**What the task asks:** Look below for the line that contains "What data populates", then copy it and each following line to the end of the records, minus any pictures.

**Source records:**
====
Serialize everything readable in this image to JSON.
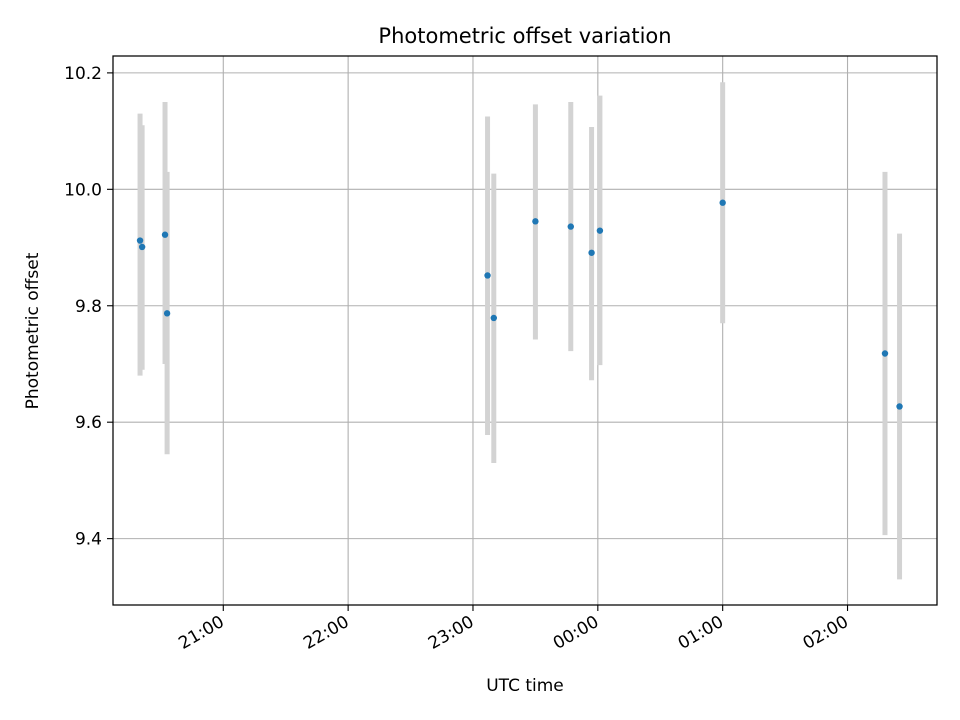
{
  "chart_data": {
    "type": "scatter",
    "title": "Photometric offset variation",
    "xlabel": "UTC time",
    "ylabel": "Photometric offset",
    "x_axis_kind": "time",
    "xlim": [
      "20:07",
      "02:43"
    ],
    "ylim": [
      9.286,
      10.229
    ],
    "grid": true,
    "x_ticks": [
      "21:00",
      "22:00",
      "23:00",
      "00:00",
      "01:00",
      "02:00"
    ],
    "y_ticks": [
      "9.4",
      "9.6",
      "9.8",
      "10.0",
      "10.2"
    ],
    "y_tick_values": [
      9.4,
      9.6,
      9.8,
      10.0,
      10.2
    ],
    "marker_color": "#1f77b4",
    "errorbar_color": "#d3d3d3",
    "series": [
      {
        "points": [
          {
            "x": "20:20",
            "y": 9.912,
            "err_low": 9.68,
            "err_high": 10.13
          },
          {
            "x": "20:21",
            "y": 9.901,
            "err_low": 9.69,
            "err_high": 10.11
          },
          {
            "x": "20:32",
            "y": 9.922,
            "err_low": 9.7,
            "err_high": 10.15
          },
          {
            "x": "20:33",
            "y": 9.787,
            "err_low": 9.545,
            "err_high": 10.03
          },
          {
            "x": "23:07",
            "y": 9.852,
            "err_low": 9.578,
            "err_high": 10.125
          },
          {
            "x": "23:10",
            "y": 9.779,
            "err_low": 9.53,
            "err_high": 10.027
          },
          {
            "x": "23:30",
            "y": 9.945,
            "err_low": 9.742,
            "err_high": 10.146
          },
          {
            "x": "23:47",
            "y": 9.936,
            "err_low": 9.722,
            "err_high": 10.15
          },
          {
            "x": "23:57",
            "y": 9.891,
            "err_low": 9.672,
            "err_high": 10.107
          },
          {
            "x": "00:01",
            "y": 9.929,
            "err_low": 9.698,
            "err_high": 10.161
          },
          {
            "x": "01:00",
            "y": 9.977,
            "err_low": 9.77,
            "err_high": 10.184
          },
          {
            "x": "02:18",
            "y": 9.718,
            "err_low": 9.406,
            "err_high": 10.03
          },
          {
            "x": "02:25",
            "y": 9.627,
            "err_low": 9.33,
            "err_high": 9.924
          }
        ]
      }
    ]
  }
}
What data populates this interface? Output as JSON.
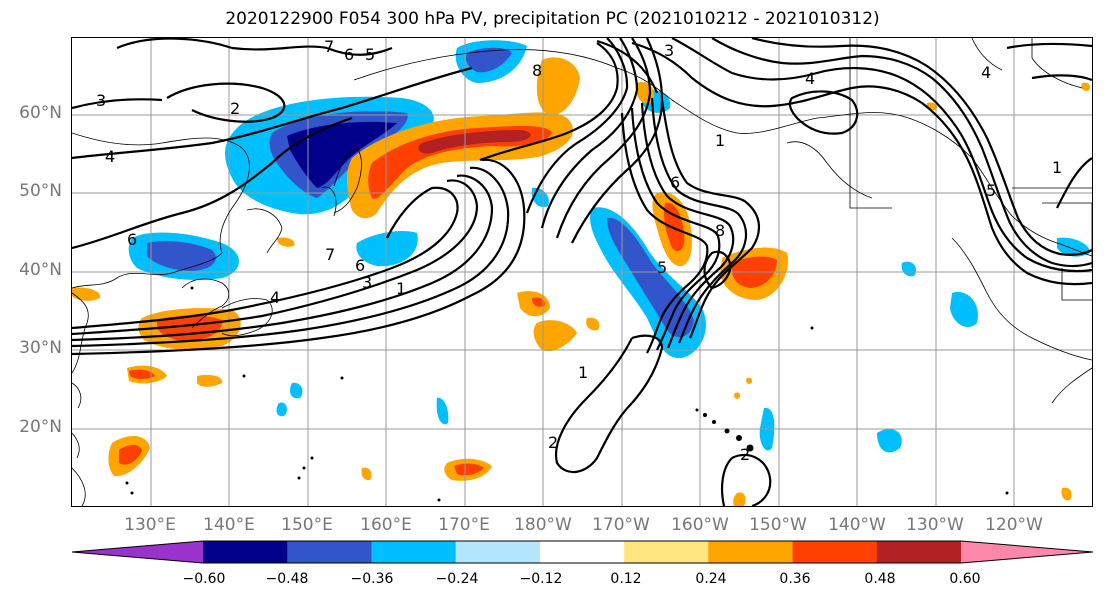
{
  "title": "2020122900 F054 300 hPa PV, precipitation PC (2021010212 - 2021010312)",
  "lat_labels": [
    "60°N",
    "50°N",
    "40°N",
    "30°N",
    "20°N"
  ],
  "lon_labels": [
    "130°E",
    "140°E",
    "150°E",
    "160°E",
    "170°E",
    "180°W",
    "170°W",
    "160°W",
    "150°W",
    "140°W",
    "130°W",
    "120°W"
  ],
  "colorbar": {
    "colors": [
      "#9933cc",
      "#00008b",
      "#3355cc",
      "#00bfff",
      "#b3e5fc",
      "#ffffff",
      "#ffe680",
      "#ffa500",
      "#ff4000",
      "#b22222",
      "#ff88aa"
    ],
    "tick_labels": [
      "−0.60",
      "−0.48",
      "−0.36",
      "−0.24",
      "−0.12",
      "0.12",
      "0.24",
      "0.36",
      "0.48",
      "0.60"
    ]
  },
  "contour_labels": [
    "7",
    "6",
    "5",
    "3",
    "2",
    "4",
    "6",
    "4",
    "3",
    "1",
    "7",
    "6",
    "3",
    "4",
    "1",
    "8",
    "5",
    "1",
    "2",
    "4",
    "1",
    "5",
    "6",
    "8",
    "2"
  ]
}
====
**Response below:**
What data populates this interface? Output as JSON.
{
  "title": "2020122900 F054 300 hPa PV, precipitation PC (2021010212 - 2021010312)",
  "lat_labels": [
    "60°N",
    "50°N",
    "40°N",
    "30°N",
    "20°N"
  ],
  "lon_labels": [
    "130°E",
    "140°E",
    "150°E",
    "160°E",
    "170°E",
    "180°W",
    "170°W",
    "160°W",
    "150°W",
    "140°W",
    "130°W",
    "120°W"
  ],
  "colorbar": {
    "colors": [
      "#9933cc",
      "#00008b",
      "#3355cc",
      "#00bfff",
      "#b3e5fc",
      "#ffffff",
      "#ffe680",
      "#ffa500",
      "#ff4000",
      "#b22222",
      "#ff88aa"
    ],
    "tick_labels": [
      "−0.60",
      "−0.48",
      "−0.36",
      "−0.24",
      "−0.12",
      "0.12",
      "0.24",
      "0.36",
      "0.48",
      "0.60"
    ]
  },
  "contour_labels": [
    "7",
    "6",
    "5",
    "3",
    "2",
    "4",
    "6",
    "4",
    "3",
    "1",
    "7",
    "6",
    "3",
    "4",
    "1",
    "8",
    "5",
    "1",
    "2",
    "4",
    "1",
    "5",
    "6",
    "8",
    "2"
  ]
}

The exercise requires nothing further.